## start Supplied entries
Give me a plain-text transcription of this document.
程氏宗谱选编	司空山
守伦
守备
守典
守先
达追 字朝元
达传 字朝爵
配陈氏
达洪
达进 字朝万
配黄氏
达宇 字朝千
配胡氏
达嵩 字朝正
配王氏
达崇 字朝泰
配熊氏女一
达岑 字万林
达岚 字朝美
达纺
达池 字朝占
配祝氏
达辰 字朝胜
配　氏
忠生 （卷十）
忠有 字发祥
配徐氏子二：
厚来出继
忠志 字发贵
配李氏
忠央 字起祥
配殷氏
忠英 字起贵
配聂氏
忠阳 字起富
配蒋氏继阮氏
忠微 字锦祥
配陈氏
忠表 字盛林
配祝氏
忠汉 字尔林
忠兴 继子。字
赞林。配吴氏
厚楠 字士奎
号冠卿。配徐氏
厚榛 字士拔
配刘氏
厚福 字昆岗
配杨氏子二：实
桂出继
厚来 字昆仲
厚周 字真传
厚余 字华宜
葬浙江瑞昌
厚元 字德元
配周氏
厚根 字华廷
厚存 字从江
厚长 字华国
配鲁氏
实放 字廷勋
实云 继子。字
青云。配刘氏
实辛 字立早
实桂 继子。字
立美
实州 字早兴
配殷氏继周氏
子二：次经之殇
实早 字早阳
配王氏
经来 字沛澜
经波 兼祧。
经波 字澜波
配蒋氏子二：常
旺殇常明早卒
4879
## end Supplied entries
### Requirement:
Output the records above in their entirety, exactly.

### Full output:
Give me a plain-text transcription of this document.
程氏宗谱选编	司空山
守伦
守备
守典
守先
达追 字朝元
达传 字朝爵
配陈氏
达洪
达进 字朝万
配黄氏
达宇 字朝千
配胡氏
达嵩 字朝正
配王氏
达崇 字朝泰
配熊氏女一
达岑 字万林
达岚 字朝美
达纺
达池 字朝占
配祝氏
达辰 字朝胜
配　氏
忠生 （卷十）
忠有 字发祥
配徐氏子二：
厚来出继
忠志 字发贵
配李氏
忠央 字起祥
配殷氏
忠英 字起贵
配聂氏
忠阳 字起富
配蒋氏继阮氏
忠微 字锦祥
配陈氏
忠表 字盛林
配祝氏
忠汉 字尔林
忠兴 继子。字
赞林。配吴氏
厚楠 字士奎
号冠卿。配徐氏
厚榛 字士拔
配刘氏
厚福 字昆岗
配杨氏子二：实
桂出继
厚来 字昆仲
厚周 字真传
厚余 字华宜
葬浙江瑞昌
厚元 字德元
配周氏
厚根 字华廷
厚存 字从江
厚长 字华国
配鲁氏
实放 字廷勋
实云 继子。字
青云。配刘氏
实辛 字立早
实桂 继子。字
立美
实州 字早兴
配殷氏继周氏
子二：次经之殇
实早 字早阳
配王氏
经来 字沛澜
经波 兼祧。
经波 字澜波
配蒋氏子二：常
旺殇常明早卒
4879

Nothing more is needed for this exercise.